#### [TASK GOAL]
From the listing below, pull out every line where the string "date" appears.

+-------+

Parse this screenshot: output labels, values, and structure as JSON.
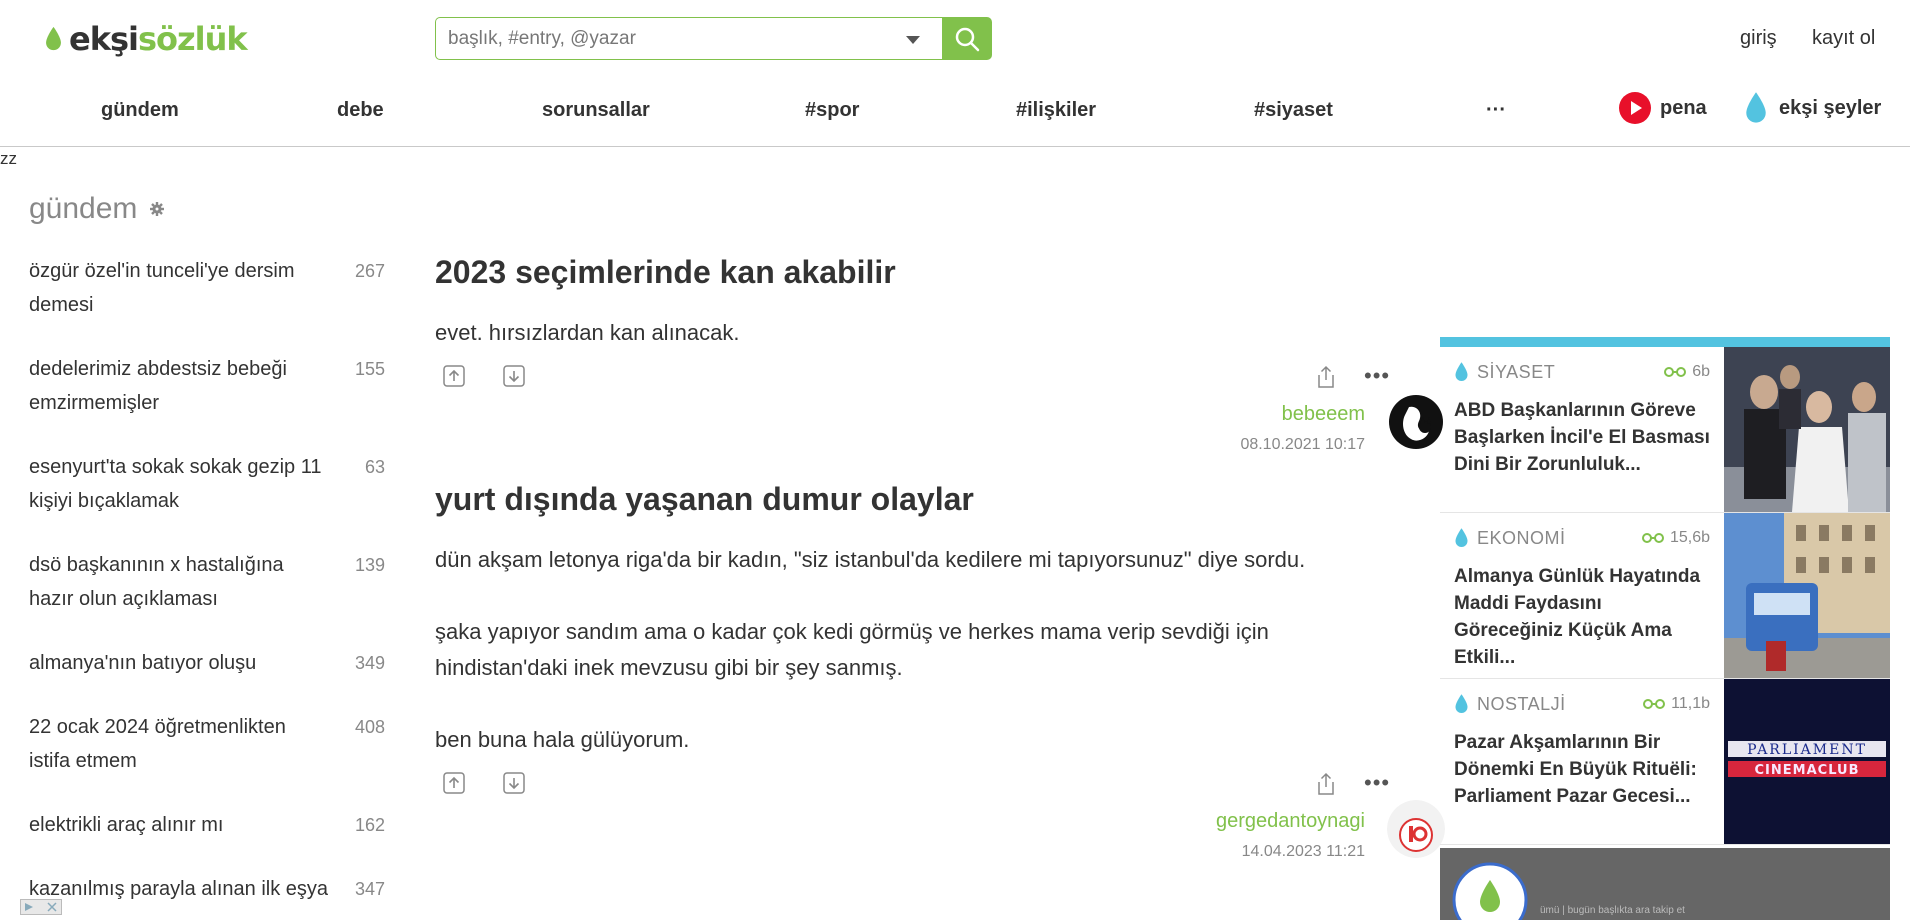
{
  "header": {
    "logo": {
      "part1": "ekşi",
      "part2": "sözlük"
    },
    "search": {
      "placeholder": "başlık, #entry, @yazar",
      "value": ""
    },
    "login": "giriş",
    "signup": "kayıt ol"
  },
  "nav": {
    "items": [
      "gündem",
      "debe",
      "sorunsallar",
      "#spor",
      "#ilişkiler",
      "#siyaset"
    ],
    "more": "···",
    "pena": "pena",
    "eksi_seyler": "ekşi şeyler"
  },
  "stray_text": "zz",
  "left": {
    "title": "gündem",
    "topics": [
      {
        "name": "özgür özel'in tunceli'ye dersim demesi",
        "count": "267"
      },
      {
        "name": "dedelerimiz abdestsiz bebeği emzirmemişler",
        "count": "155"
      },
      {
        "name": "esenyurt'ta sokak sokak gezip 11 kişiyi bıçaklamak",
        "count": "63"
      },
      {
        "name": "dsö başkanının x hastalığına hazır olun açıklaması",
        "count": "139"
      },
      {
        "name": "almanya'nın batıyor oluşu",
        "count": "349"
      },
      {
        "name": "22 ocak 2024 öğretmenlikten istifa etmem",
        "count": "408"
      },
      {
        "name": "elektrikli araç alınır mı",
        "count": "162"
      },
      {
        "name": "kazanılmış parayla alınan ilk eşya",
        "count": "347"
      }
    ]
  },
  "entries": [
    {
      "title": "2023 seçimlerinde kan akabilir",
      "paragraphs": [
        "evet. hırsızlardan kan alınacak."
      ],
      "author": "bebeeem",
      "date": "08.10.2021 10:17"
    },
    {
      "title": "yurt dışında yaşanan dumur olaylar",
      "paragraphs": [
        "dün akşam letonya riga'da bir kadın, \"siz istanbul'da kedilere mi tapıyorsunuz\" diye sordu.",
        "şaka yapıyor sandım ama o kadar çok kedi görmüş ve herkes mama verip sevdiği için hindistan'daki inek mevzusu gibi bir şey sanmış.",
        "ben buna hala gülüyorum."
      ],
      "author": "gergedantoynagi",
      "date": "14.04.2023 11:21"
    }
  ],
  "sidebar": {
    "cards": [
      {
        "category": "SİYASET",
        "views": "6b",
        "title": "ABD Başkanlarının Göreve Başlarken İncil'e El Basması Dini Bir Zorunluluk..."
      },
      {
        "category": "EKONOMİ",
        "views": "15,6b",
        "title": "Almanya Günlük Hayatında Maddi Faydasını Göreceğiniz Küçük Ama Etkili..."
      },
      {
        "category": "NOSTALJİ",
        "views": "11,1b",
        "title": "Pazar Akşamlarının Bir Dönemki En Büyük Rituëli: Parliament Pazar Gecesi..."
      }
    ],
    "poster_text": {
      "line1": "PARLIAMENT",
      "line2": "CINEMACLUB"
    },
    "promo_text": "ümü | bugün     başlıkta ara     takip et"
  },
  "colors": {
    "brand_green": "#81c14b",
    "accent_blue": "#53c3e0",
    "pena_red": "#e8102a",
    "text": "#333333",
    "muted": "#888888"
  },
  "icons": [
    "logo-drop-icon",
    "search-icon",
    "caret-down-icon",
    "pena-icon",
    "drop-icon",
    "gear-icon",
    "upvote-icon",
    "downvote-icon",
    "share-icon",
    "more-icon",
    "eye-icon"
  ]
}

+-------+

#### [EXERCISE RESULT]
      "date": "08.10.2021 10:17"
      "date": "14.04.2023 11:21"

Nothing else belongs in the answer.